• _DATA ROWS_
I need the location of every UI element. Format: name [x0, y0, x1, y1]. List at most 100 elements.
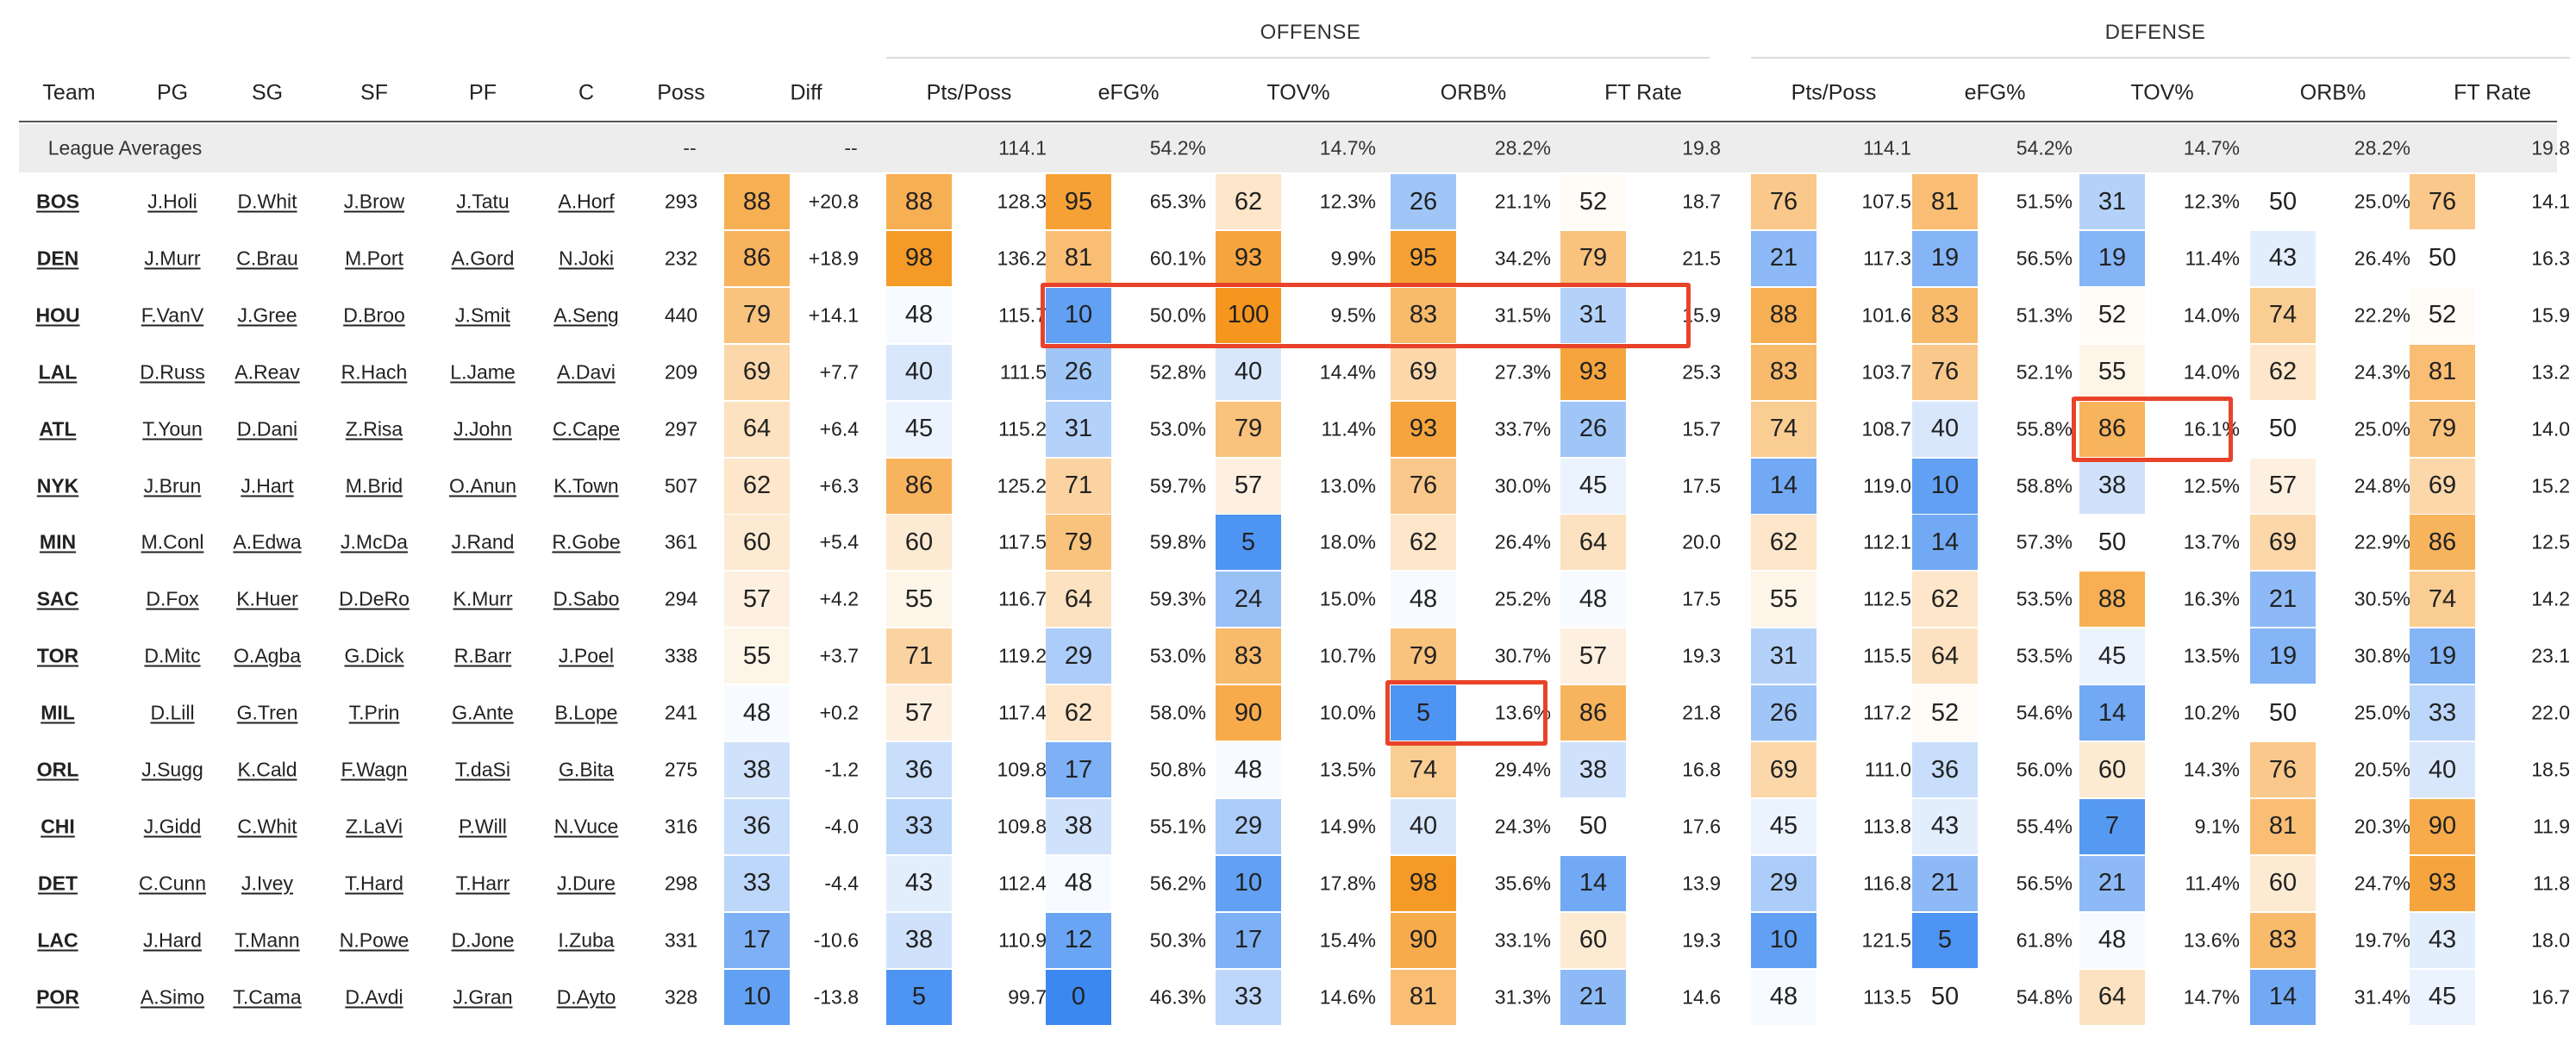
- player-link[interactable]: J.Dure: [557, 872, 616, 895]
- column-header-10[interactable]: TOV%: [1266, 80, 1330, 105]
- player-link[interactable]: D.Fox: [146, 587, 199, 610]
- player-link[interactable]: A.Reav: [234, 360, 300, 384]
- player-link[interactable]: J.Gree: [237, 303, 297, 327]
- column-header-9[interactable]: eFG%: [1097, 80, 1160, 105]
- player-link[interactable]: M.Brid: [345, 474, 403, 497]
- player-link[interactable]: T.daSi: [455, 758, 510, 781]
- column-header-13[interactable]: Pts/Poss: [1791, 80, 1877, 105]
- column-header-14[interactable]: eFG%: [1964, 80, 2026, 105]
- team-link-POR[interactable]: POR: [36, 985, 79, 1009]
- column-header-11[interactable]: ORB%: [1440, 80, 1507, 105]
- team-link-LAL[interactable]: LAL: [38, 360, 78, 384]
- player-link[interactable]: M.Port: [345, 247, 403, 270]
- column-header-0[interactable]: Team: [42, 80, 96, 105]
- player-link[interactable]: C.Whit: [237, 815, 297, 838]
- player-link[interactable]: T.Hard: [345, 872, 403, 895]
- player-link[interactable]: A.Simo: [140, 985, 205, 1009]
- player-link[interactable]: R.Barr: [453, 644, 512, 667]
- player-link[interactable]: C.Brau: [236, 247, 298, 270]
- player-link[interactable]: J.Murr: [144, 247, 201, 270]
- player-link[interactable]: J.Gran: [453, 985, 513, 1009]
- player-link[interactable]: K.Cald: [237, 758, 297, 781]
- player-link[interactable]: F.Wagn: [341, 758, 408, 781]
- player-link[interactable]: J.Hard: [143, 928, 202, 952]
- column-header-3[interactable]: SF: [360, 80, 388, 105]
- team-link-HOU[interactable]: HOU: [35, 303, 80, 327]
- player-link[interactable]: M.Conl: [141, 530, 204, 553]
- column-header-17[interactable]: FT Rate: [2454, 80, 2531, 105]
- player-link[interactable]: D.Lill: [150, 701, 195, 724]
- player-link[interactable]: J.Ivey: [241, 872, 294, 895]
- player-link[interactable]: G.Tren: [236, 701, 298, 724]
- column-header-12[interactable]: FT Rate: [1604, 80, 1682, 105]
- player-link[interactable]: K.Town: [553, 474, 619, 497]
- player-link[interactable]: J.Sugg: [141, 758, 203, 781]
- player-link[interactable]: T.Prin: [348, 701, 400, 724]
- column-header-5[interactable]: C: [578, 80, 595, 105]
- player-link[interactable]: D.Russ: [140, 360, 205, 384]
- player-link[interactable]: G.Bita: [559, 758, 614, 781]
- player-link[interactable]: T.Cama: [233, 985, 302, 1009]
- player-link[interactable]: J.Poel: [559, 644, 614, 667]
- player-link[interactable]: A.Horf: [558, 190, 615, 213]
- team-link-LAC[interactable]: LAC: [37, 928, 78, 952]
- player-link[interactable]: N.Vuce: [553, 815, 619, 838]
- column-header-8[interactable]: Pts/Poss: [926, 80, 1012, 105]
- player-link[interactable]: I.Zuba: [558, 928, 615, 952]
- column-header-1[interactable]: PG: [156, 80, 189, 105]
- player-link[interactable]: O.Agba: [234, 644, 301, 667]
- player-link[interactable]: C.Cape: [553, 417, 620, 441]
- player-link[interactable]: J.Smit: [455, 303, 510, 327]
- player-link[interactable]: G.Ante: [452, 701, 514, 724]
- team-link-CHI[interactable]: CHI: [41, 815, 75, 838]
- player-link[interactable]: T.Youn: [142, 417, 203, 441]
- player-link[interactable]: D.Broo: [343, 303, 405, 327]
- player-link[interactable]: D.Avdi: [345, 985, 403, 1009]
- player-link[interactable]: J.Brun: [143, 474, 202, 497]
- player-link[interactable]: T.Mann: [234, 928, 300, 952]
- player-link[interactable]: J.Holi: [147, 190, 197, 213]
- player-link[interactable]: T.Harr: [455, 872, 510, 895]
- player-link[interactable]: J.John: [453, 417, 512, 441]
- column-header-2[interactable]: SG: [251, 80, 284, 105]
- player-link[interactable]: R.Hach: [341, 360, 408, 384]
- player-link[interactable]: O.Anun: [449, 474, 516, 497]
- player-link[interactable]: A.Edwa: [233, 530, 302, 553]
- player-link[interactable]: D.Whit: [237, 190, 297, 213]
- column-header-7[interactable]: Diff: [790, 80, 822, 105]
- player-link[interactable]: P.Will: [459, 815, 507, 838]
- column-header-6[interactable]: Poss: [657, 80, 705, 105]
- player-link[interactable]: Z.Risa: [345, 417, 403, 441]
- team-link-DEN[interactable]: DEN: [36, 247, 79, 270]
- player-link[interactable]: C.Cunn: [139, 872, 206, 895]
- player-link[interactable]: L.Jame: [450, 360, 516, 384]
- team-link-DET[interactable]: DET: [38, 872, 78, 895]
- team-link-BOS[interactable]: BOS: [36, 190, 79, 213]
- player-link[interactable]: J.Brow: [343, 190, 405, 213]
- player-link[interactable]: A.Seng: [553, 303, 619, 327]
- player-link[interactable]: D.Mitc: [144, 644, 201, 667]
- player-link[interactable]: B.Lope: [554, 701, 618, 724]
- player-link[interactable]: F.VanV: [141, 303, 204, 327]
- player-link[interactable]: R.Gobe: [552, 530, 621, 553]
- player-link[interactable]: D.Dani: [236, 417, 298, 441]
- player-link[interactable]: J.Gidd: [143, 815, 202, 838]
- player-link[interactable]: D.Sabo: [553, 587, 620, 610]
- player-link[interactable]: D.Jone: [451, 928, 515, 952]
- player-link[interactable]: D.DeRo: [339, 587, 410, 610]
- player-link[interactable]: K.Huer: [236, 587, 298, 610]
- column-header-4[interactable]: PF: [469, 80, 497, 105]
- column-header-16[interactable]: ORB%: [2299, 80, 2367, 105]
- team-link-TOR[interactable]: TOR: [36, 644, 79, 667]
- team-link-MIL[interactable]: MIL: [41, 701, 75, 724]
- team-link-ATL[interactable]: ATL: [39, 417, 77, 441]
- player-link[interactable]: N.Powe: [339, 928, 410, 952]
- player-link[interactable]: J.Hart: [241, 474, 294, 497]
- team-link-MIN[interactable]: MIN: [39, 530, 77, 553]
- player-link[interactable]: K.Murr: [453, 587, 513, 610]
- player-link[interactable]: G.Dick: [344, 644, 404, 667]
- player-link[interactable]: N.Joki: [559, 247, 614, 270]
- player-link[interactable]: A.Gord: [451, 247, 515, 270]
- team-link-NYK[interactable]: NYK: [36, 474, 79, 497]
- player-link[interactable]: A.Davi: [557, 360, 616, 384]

• _INSTRUCTIONS FOR THE TASK_
Repeat the lines from the records word for word, starting at the line that contains "- player-link[interactable]: J.Dure: [557, 872, 616, 895]" and stopping after the line that contains "- team-link-POR[interactable]: POR: [36, 985, 79, 1009]".

• _SOLUTION_
- player-link[interactable]: J.Dure: [557, 872, 616, 895]
- column-header-10[interactable]: TOV%: [1266, 80, 1330, 105]
- player-link[interactable]: D.Fox: [146, 587, 199, 610]
- player-link[interactable]: A.Reav: [234, 360, 300, 384]
- player-link[interactable]: J.Gree: [237, 303, 297, 327]
- column-header-9[interactable]: eFG%: [1097, 80, 1160, 105]
- player-link[interactable]: M.Brid: [345, 474, 403, 497]
- player-link[interactable]: T.daSi: [455, 758, 510, 781]
- column-header-13[interactable]: Pts/Poss: [1791, 80, 1877, 105]
- column-header-14[interactable]: eFG%: [1964, 80, 2026, 105]
- team-link-POR[interactable]: POR: [36, 985, 79, 1009]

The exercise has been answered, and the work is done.